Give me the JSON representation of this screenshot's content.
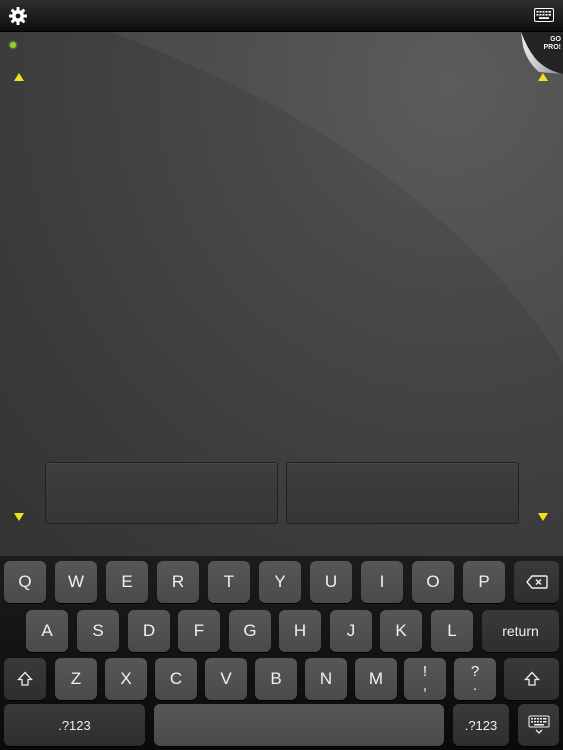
{
  "topbar": {
    "settings_icon": "gear-icon",
    "keyboard_icon": "keyboard-icon"
  },
  "trackpad": {
    "status_color": "#8bd12a",
    "arrow_color": "#f3e21a",
    "promo": {
      "line1": "GO",
      "line2": "PRO!"
    }
  },
  "keyboard": {
    "row1": [
      "Q",
      "W",
      "E",
      "R",
      "T",
      "Y",
      "U",
      "I",
      "O",
      "P"
    ],
    "row2": [
      "A",
      "S",
      "D",
      "F",
      "G",
      "H",
      "J",
      "K",
      "L"
    ],
    "row3": [
      "Z",
      "X",
      "C",
      "V",
      "B",
      "N",
      "M"
    ],
    "return_label": "return",
    "numbers_label": ".?123",
    "exclaim_top": "!",
    "exclaim_bottom": ",",
    "question_top": "?",
    "question_bottom": "."
  }
}
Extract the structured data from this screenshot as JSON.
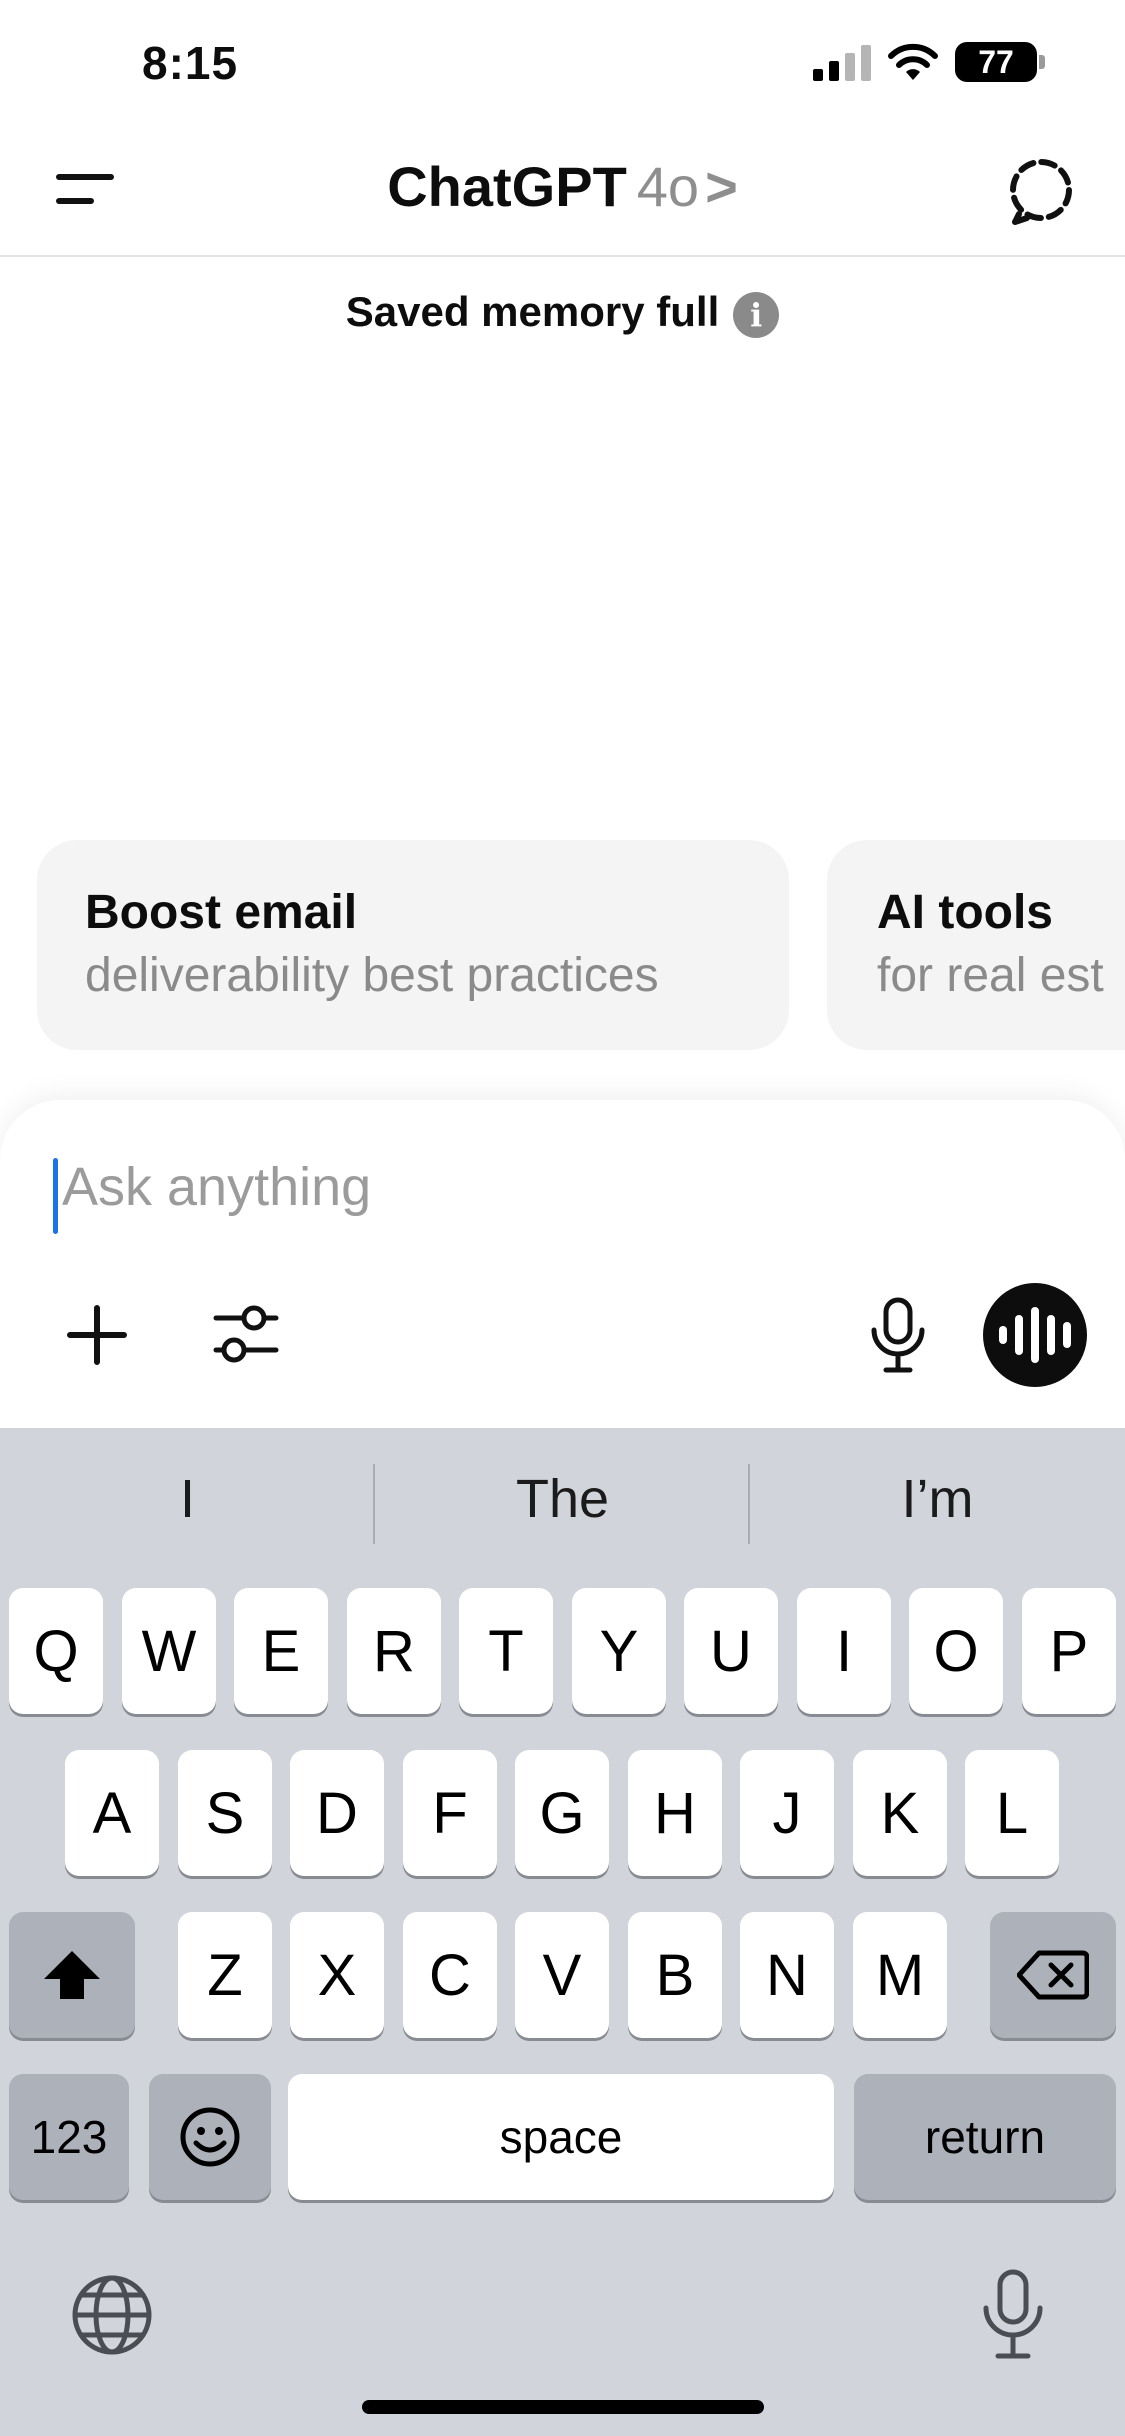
{
  "status_bar": {
    "time": "8:15",
    "battery": "77"
  },
  "header": {
    "title": "ChatGPT",
    "model": "4o",
    "chevron": ">"
  },
  "memory_notice": {
    "text": "Saved memory full",
    "info": "i"
  },
  "suggestions": [
    {
      "title": "Boost email",
      "subtitle": "deliverability best practices"
    },
    {
      "title": "AI tools",
      "subtitle": "for real est"
    }
  ],
  "composer": {
    "placeholder": "Ask anything",
    "value": ""
  },
  "keyboard": {
    "predictions": [
      "I",
      "The",
      "I’m"
    ],
    "row1": [
      "Q",
      "W",
      "E",
      "R",
      "T",
      "Y",
      "U",
      "I",
      "O",
      "P"
    ],
    "row2": [
      "A",
      "S",
      "D",
      "F",
      "G",
      "H",
      "J",
      "K",
      "L"
    ],
    "row3": [
      "Z",
      "X",
      "C",
      "V",
      "B",
      "N",
      "M"
    ],
    "numbers_key": "123",
    "space_key": "space",
    "return_key": "return"
  },
  "colors": {
    "caret": "#1a73e8",
    "keyboard_bg": "#d1d4db",
    "voice_button": "#0d0d0d"
  },
  "icons": [
    "menu-icon",
    "new-chat-icon",
    "info-icon",
    "plus-icon",
    "sliders-icon",
    "microphone-icon",
    "voice-wave-icon",
    "shift-icon",
    "backspace-icon",
    "emoji-icon",
    "globe-icon",
    "dictation-mic-icon"
  ]
}
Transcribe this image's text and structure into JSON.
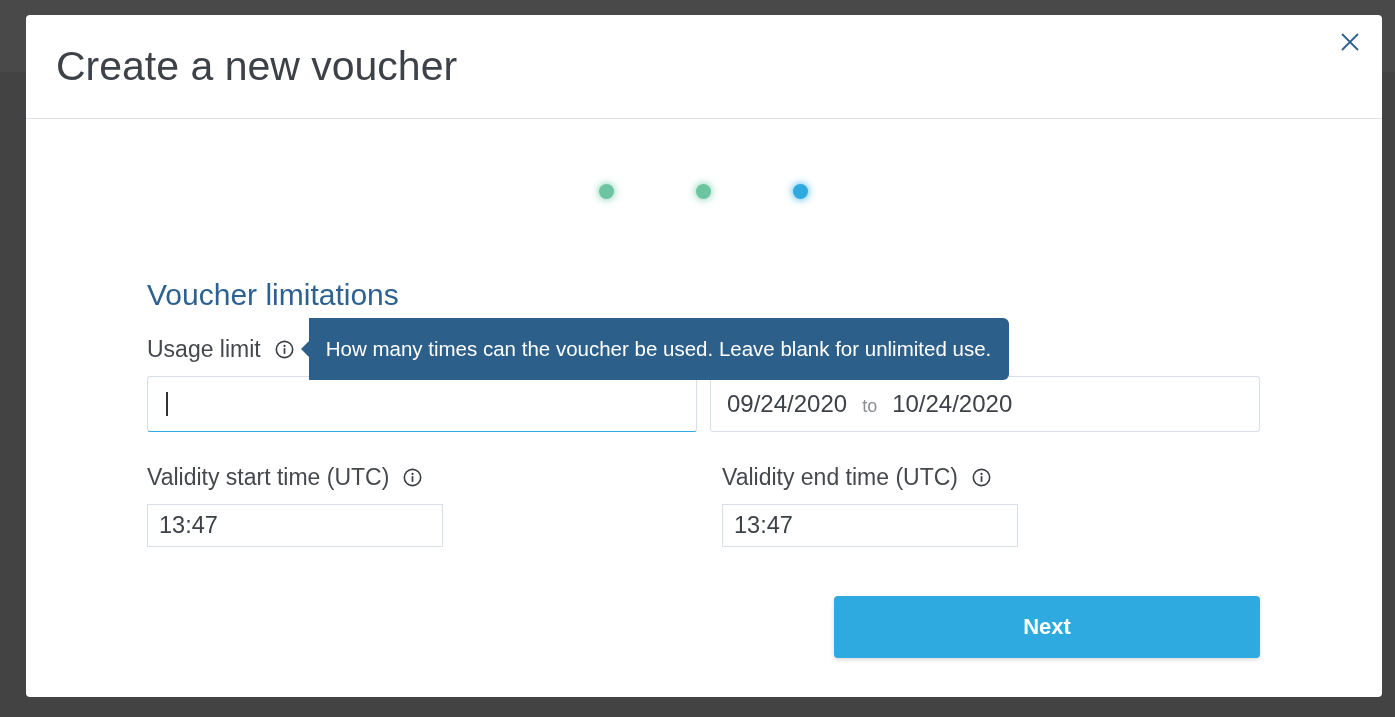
{
  "dialog": {
    "title": "Create a new voucher"
  },
  "steps": [
    {
      "color": "#6cc5a0"
    },
    {
      "color": "#6cc5a0"
    },
    {
      "color": "#2eaae1"
    }
  ],
  "section": {
    "heading": "Voucher limitations"
  },
  "usage_limit": {
    "label": "Usage limit",
    "focused": true,
    "tooltip": "How many times can the voucher be used. Leave blank for unlimited use."
  },
  "validity_period": {
    "start_date": "09/24/2020",
    "separator": "to",
    "end_date": "10/24/2020"
  },
  "time_fields": [
    {
      "label": "Validity start time (UTC)",
      "value": "13:47"
    },
    {
      "label": "Validity end time (UTC)",
      "value": "13:47"
    }
  ],
  "buttons": {
    "next": "Next"
  }
}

WORK TO BE COMPLETED | Copy out all lines that carry the word "screenshot".

SOLUTION TO THIS EXERCISE |
Give me the JSON representation of this screenshot's content.
Extract the structured data from this screenshot as JSON.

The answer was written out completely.